# Required work:
Count every line in the data below where "cura" occurs, then state that number and nothing more.

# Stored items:
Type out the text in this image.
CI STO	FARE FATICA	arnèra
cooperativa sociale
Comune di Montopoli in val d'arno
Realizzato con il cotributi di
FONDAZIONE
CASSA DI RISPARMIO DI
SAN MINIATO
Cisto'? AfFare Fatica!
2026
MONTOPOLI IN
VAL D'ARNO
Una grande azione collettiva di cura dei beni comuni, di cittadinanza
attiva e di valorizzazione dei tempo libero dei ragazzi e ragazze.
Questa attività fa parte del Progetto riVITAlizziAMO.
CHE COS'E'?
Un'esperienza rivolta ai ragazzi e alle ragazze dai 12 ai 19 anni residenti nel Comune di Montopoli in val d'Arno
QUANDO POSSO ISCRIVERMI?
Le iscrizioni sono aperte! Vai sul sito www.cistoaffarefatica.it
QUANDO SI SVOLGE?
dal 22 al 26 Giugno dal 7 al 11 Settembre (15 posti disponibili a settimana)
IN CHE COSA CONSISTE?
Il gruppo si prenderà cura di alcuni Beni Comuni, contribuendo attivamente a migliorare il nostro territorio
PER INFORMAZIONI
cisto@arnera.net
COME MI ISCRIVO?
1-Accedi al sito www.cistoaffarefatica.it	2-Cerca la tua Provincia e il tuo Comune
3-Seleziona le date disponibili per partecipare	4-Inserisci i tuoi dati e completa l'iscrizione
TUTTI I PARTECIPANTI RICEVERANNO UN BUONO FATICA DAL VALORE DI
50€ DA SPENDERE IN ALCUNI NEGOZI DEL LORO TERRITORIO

==

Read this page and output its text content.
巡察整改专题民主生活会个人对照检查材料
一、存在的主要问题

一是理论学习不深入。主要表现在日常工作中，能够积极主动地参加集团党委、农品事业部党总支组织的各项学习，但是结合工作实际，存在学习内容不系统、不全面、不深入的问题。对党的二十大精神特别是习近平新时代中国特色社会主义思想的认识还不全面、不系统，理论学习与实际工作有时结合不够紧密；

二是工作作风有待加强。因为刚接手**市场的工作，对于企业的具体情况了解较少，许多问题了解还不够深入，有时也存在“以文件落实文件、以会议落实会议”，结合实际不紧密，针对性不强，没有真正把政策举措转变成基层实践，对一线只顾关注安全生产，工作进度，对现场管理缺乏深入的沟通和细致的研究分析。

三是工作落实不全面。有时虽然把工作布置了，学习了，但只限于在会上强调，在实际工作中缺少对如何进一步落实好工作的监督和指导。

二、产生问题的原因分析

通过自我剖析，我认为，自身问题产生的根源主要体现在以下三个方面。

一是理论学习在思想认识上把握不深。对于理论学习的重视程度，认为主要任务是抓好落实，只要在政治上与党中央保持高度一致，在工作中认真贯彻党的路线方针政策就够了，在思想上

# Task response:
2